# Data entries:
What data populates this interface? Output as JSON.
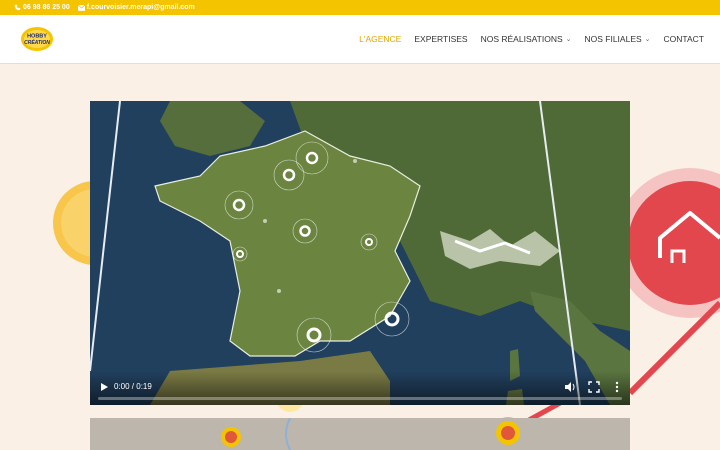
{
  "topbar": {
    "phone": "06 98 86 25 00",
    "email": "f.courvoisier.merapi@gmail.com"
  },
  "logo": {
    "line1": "HOBBY",
    "line2": "CRÉATION"
  },
  "nav": {
    "items": [
      {
        "label": "L'AGENCE",
        "active": true,
        "dropdown": false
      },
      {
        "label": "EXPERTISES",
        "active": false,
        "dropdown": false
      },
      {
        "label": "NOS RÉALISATIONS",
        "active": false,
        "dropdown": true
      },
      {
        "label": "NOS FILIALES",
        "active": false,
        "dropdown": true
      },
      {
        "label": "CONTACT",
        "active": false,
        "dropdown": false
      }
    ]
  },
  "video": {
    "time": "0:00 / 0:19",
    "progress": 0
  },
  "colors": {
    "accent": "#f5c400",
    "active_nav": "#e0a800",
    "background": "#faf0e6",
    "pin_red": "#e2474d"
  }
}
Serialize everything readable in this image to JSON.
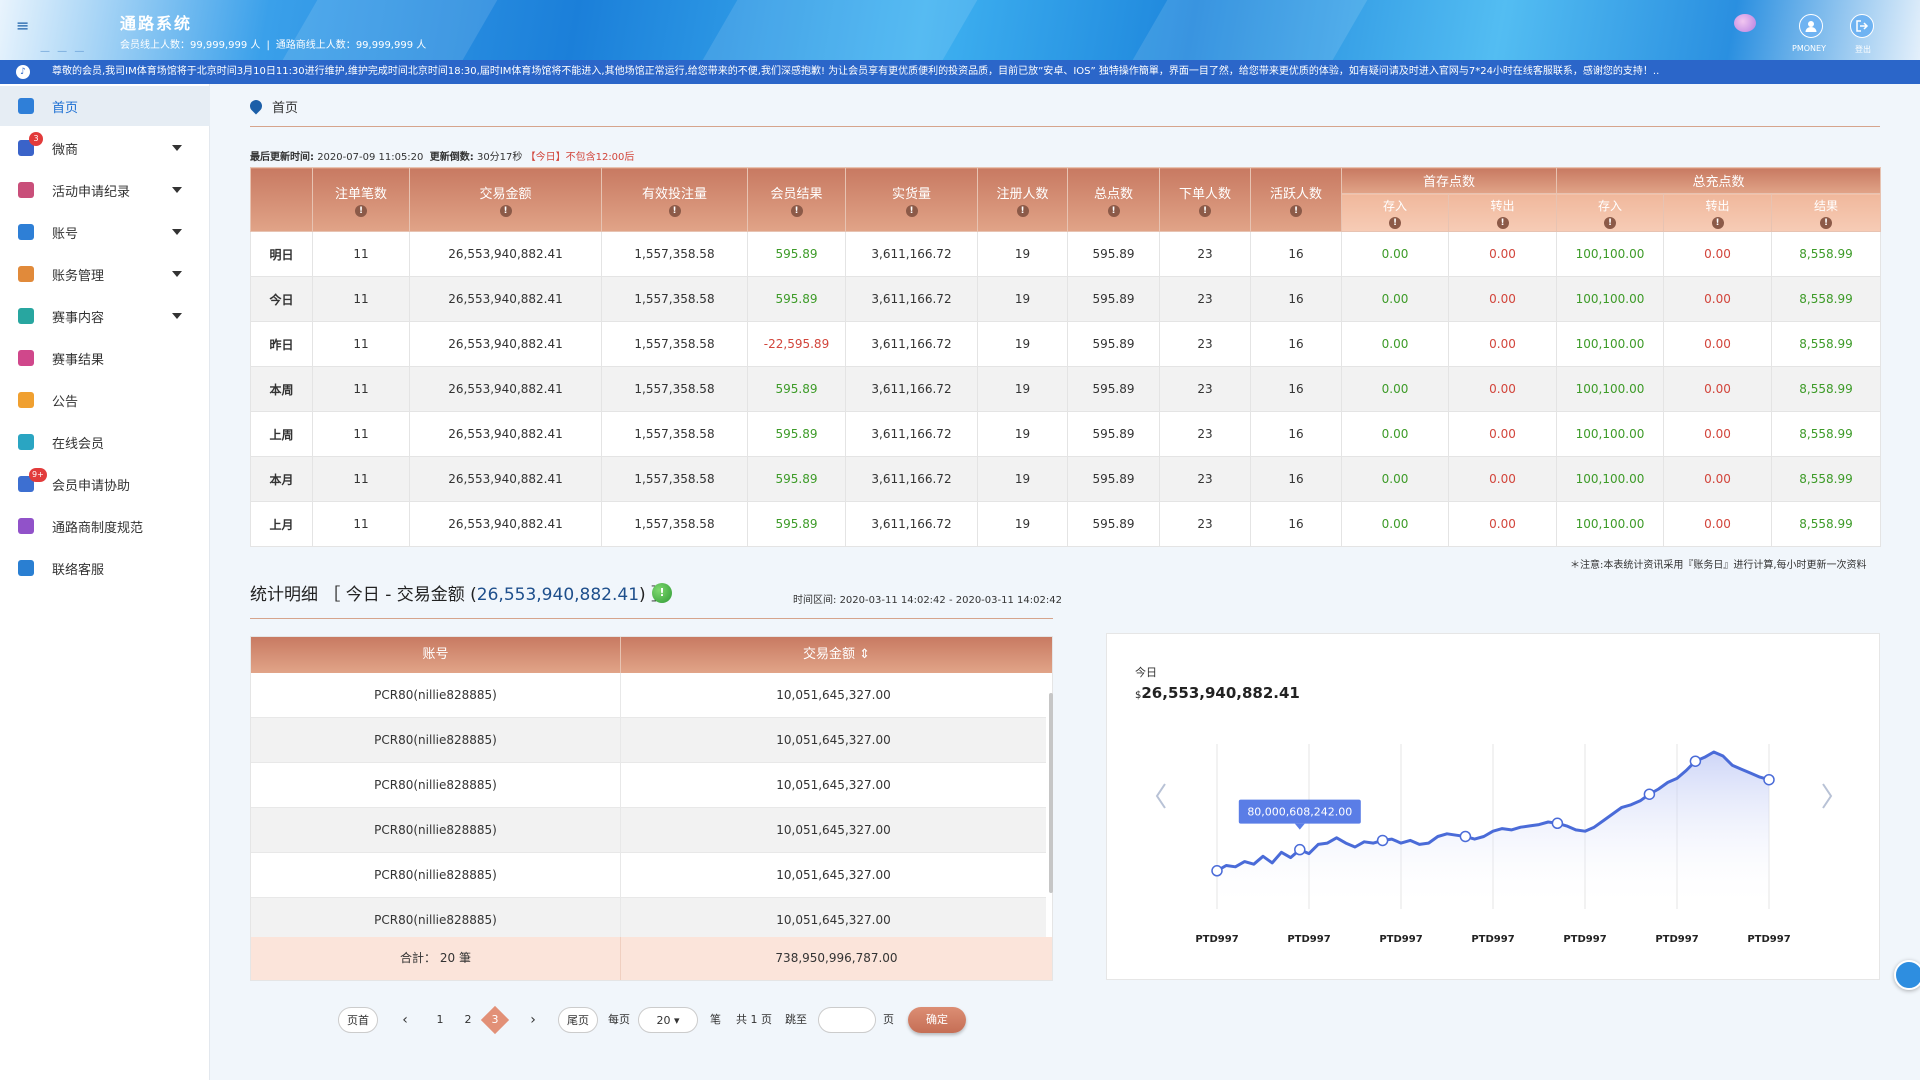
{
  "header": {
    "title": "通路系统",
    "member_online_label": "会员线上人数：",
    "member_online_count": "99,999,999 人",
    "channel_online_label": "通路商线上人数：",
    "channel_online_count": "99,999,999 人",
    "user_label": "PMONEY",
    "logout_label": "登出"
  },
  "marquee": {
    "text": "尊敬的会员,我司IM体育场馆将于北京时间3月10日11:30进行维护,维护完成时间北京时间18:30,届时IM体育场馆将不能进入,其他场馆正常运行,给您带来的不便,我们深感抱歉! 为让会员享有更优质便利的投资品质，目前已放”安卓、IOS” 独特操作簡單，界面一目了然，给您带来更优质的体验，如有疑问请及时进入官网与7*24小时在线客服联系，感谢您的支持！.."
  },
  "sidebar": {
    "items": [
      {
        "label": "首页",
        "icon": "home-icon",
        "color": "#2f7fd8",
        "active": true,
        "caret": false,
        "badge": ""
      },
      {
        "label": "微商",
        "icon": "wechat-shop-icon",
        "color": "#3a63c9",
        "active": false,
        "caret": true,
        "badge": "3"
      },
      {
        "label": "活动申请纪录",
        "icon": "activity-record-icon",
        "color": "#c94f7a",
        "active": false,
        "caret": true,
        "badge": ""
      },
      {
        "label": "账号",
        "icon": "account-icon",
        "color": "#2e7fd6",
        "active": false,
        "caret": true,
        "badge": ""
      },
      {
        "label": "账务管理",
        "icon": "finance-icon",
        "color": "#e18a3a",
        "active": false,
        "caret": true,
        "badge": ""
      },
      {
        "label": "赛事内容",
        "icon": "event-content-icon",
        "color": "#28a6a0",
        "active": false,
        "caret": true,
        "badge": ""
      },
      {
        "label": "赛事结果",
        "icon": "event-result-icon",
        "color": "#d0478b",
        "active": false,
        "caret": false,
        "badge": ""
      },
      {
        "label": "公告",
        "icon": "announcement-icon",
        "color": "#f0a030",
        "active": false,
        "caret": false,
        "badge": ""
      },
      {
        "label": "在线会员",
        "icon": "online-member-icon",
        "color": "#2aa5c2",
        "active": false,
        "caret": false,
        "badge": ""
      },
      {
        "label": "会员申请协助",
        "icon": "member-assist-icon",
        "color": "#3d6fd1",
        "active": false,
        "caret": false,
        "badge": "9+"
      },
      {
        "label": "通路商制度规范",
        "icon": "channel-policy-icon",
        "color": "#9152c9",
        "active": false,
        "caret": false,
        "badge": ""
      },
      {
        "label": "联络客服",
        "icon": "customer-service-icon",
        "color": "#2a7fd2",
        "active": false,
        "caret": false,
        "badge": ""
      }
    ]
  },
  "breadcrumb": {
    "label": "首页"
  },
  "update": {
    "last_label": "最后更新时间:",
    "last_value": "2020-07-09 11:05:20",
    "countdown_label": "更新倒数:",
    "countdown_value": "30分17秒",
    "today_note": "【今日】不包含12:00后"
  },
  "summary": {
    "headers": [
      "注单笔数",
      "交易金额",
      "有效投注量",
      "会员结果",
      "实货量",
      "注册人数",
      "总点数",
      "下单人数",
      "活跃人数"
    ],
    "group1": "首存点数",
    "group2": "总充点数",
    "sub_headers": [
      "存入",
      "转出",
      "存入",
      "转出",
      "结果"
    ],
    "rows": [
      {
        "label": "明日",
        "cells": [
          "11",
          "26,553,940,882.41",
          "1,557,358.58",
          "595.89",
          "3,611,166.72",
          "19",
          "595.89",
          "23",
          "16",
          "0.00",
          "0.00",
          "100,100.00",
          "0.00",
          "8,558.99"
        ],
        "negative": false
      },
      {
        "label": "今日",
        "cells": [
          "11",
          "26,553,940,882.41",
          "1,557,358.58",
          "595.89",
          "3,611,166.72",
          "19",
          "595.89",
          "23",
          "16",
          "0.00",
          "0.00",
          "100,100.00",
          "0.00",
          "8,558.99"
        ],
        "negative": false
      },
      {
        "label": "昨日",
        "cells": [
          "11",
          "26,553,940,882.41",
          "1,557,358.58",
          "-22,595.89",
          "3,611,166.72",
          "19",
          "595.89",
          "23",
          "16",
          "0.00",
          "0.00",
          "100,100.00",
          "0.00",
          "8,558.99"
        ],
        "negative": true
      },
      {
        "label": "本周",
        "cells": [
          "11",
          "26,553,940,882.41",
          "1,557,358.58",
          "595.89",
          "3,611,166.72",
          "19",
          "595.89",
          "23",
          "16",
          "0.00",
          "0.00",
          "100,100.00",
          "0.00",
          "8,558.99"
        ],
        "negative": false
      },
      {
        "label": "上周",
        "cells": [
          "11",
          "26,553,940,882.41",
          "1,557,358.58",
          "595.89",
          "3,611,166.72",
          "19",
          "595.89",
          "23",
          "16",
          "0.00",
          "0.00",
          "100,100.00",
          "0.00",
          "8,558.99"
        ],
        "negative": false
      },
      {
        "label": "本月",
        "cells": [
          "11",
          "26,553,940,882.41",
          "1,557,358.58",
          "595.89",
          "3,611,166.72",
          "19",
          "595.89",
          "23",
          "16",
          "0.00",
          "0.00",
          "100,100.00",
          "0.00",
          "8,558.99"
        ],
        "negative": false
      },
      {
        "label": "上月",
        "cells": [
          "11",
          "26,553,940,882.41",
          "1,557,358.58",
          "595.89",
          "3,611,166.72",
          "19",
          "595.89",
          "23",
          "16",
          "0.00",
          "0.00",
          "100,100.00",
          "0.00",
          "8,558.99"
        ],
        "negative": false
      }
    ],
    "note": "＊注意:本表统计资讯采用『账务日』进行计算,每小时更新一次资料"
  },
  "detail": {
    "title_prefix": "统计明细 ［ 今日 - 交易金额 (",
    "title_amount": "26,553,940,882.41",
    "title_suffix": ") ］",
    "range_label": "时间区间:",
    "range_value": "2020-03-11 14:02:42 - 2020-03-11 14:02:42",
    "col_account": "账号",
    "col_amount": "交易金额",
    "rows": [
      {
        "account": "PCR80(nillie828885)",
        "amount": "10,051,645,327.00"
      },
      {
        "account": "PCR80(nillie828885)",
        "amount": "10,051,645,327.00"
      },
      {
        "account": "PCR80(nillie828885)",
        "amount": "10,051,645,327.00"
      },
      {
        "account": "PCR80(nillie828885)",
        "amount": "10,051,645,327.00"
      },
      {
        "account": "PCR80(nillie828885)",
        "amount": "10,051,645,327.00"
      },
      {
        "account": "PCR80(nillie828885)",
        "amount": "10,051,645,327.00"
      }
    ],
    "total_label": "合計：  20 筆",
    "total_value": "738,950,996,787.00"
  },
  "pager": {
    "first": "页首",
    "last": "尾页",
    "pages": [
      "1",
      "2"
    ],
    "current": "3",
    "per_page_label": "每页",
    "per_page_value": "20",
    "count_unit": "笔",
    "total_pages": "共 1 页",
    "jump_label": "跳至",
    "page_unit": "页",
    "confirm": "确定",
    "prev_icon": "chevron-left-icon",
    "next_icon": "chevron-right-icon"
  },
  "chart_card": {
    "period": "今日",
    "currency": "$",
    "amount": "26,553,940,882.41",
    "tooltip": "80,000,608,242.00"
  },
  "chart_data": {
    "type": "area",
    "title": "",
    "xlabel": "",
    "ylabel": "",
    "x_ticks": [
      "PTD997",
      "PTD997",
      "PTD997",
      "PTD997",
      "PTD997",
      "PTD997",
      "PTD997"
    ],
    "series": [
      {
        "values": [
          0.1,
          0.14,
          0.13,
          0.17,
          0.15,
          0.21,
          0.16,
          0.24,
          0.2,
          0.26,
          0.23,
          0.3,
          0.31,
          0.35,
          0.31,
          0.28,
          0.32,
          0.31,
          0.33,
          0.34,
          0.31,
          0.33,
          0.3,
          0.31,
          0.36,
          0.38,
          0.37,
          0.36,
          0.34,
          0.36,
          0.4,
          0.42,
          0.41,
          0.43,
          0.44,
          0.45,
          0.47,
          0.46,
          0.44,
          0.41,
          0.4,
          0.43,
          0.48,
          0.53,
          0.58,
          0.6,
          0.63,
          0.68,
          0.72,
          0.77,
          0.8,
          0.86,
          0.93,
          0.96,
          1.0,
          0.97,
          0.9,
          0.87,
          0.84,
          0.81,
          0.79
        ]
      }
    ],
    "marker_indices": [
      0,
      9,
      18,
      27,
      37,
      47,
      52,
      60
    ],
    "tooltip_index": 9,
    "color": "#4a6bd8",
    "grid": false,
    "legend": "none"
  }
}
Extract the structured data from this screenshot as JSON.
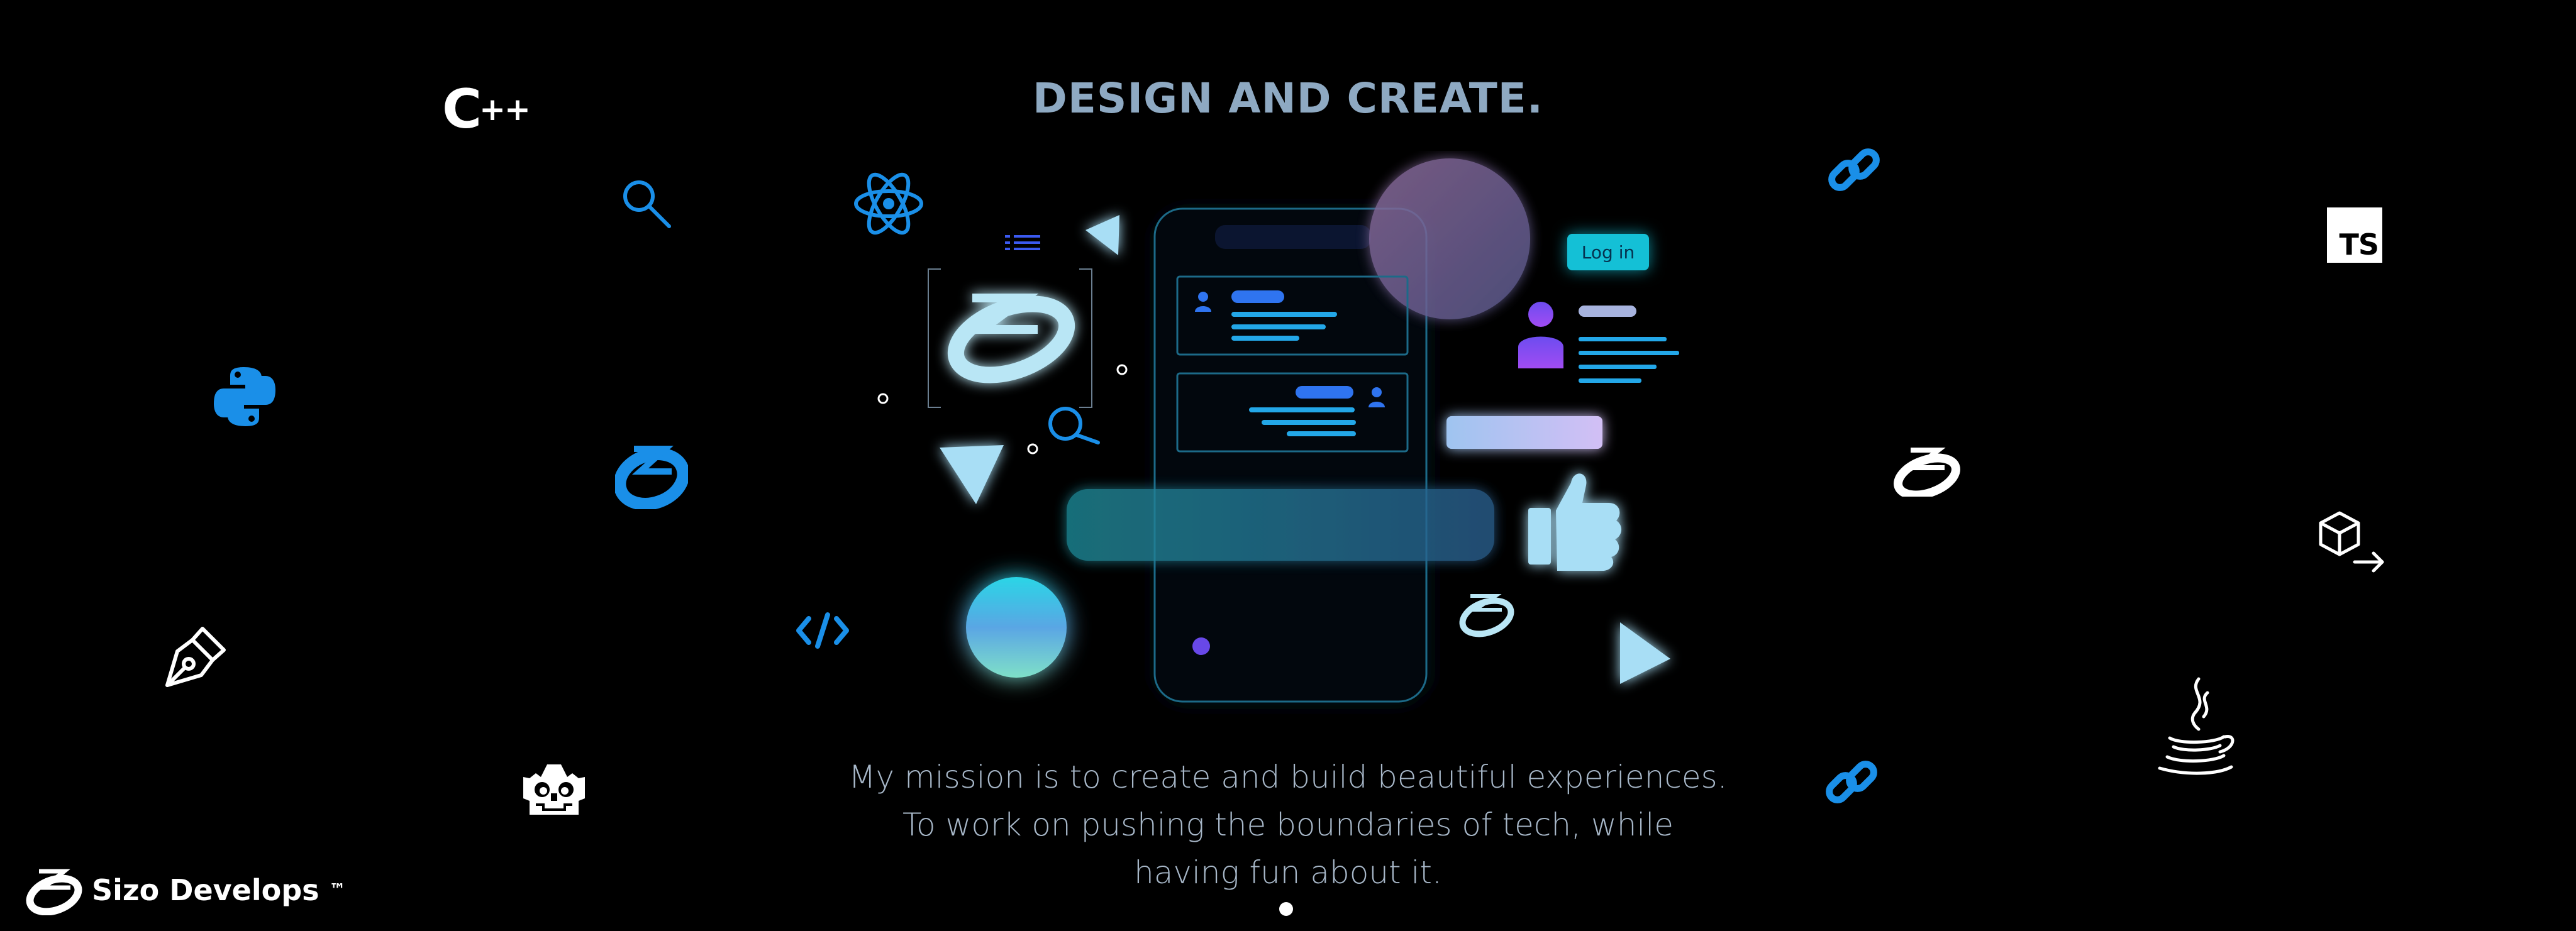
{
  "hero": {
    "heading": "DESIGN AND CREATE.",
    "mission_lines": [
      "My mission is to create and build beautiful experiences.",
      "To work on pushing the boundaries of tech, while",
      "having fun about it."
    ]
  },
  "brand": {
    "name": "Sizo Develops",
    "trademark": "™"
  },
  "illustration": {
    "login_label": "Log in"
  },
  "floating_icons": {
    "cpp_label": "C",
    "cpp_plus": "++",
    "ts_label": "TS",
    "icons": [
      "cpp-icon",
      "search-icon",
      "react-icon",
      "link-icon",
      "typescript-icon",
      "python-icon",
      "sizo-logo-icon",
      "package-arrow-icon",
      "pen-tool-icon",
      "code-icon",
      "godot-icon",
      "java-icon"
    ]
  },
  "carousel": {
    "active_index": 1,
    "count": 1
  },
  "colors": {
    "background": "#000000",
    "heading": "#8ea9c2",
    "text": "#a7b7c8",
    "accent_blue": "#1a8fe8",
    "accent_cyan": "#14c0d6"
  }
}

# Exercise prompt:
Write out every line from the entries where "this" appears.

# Response to the exercise:
What data populates this interface? Output as JSON.
Serialize everything readable in this image to JSON.
Extract the structured data from this screenshot as JSON.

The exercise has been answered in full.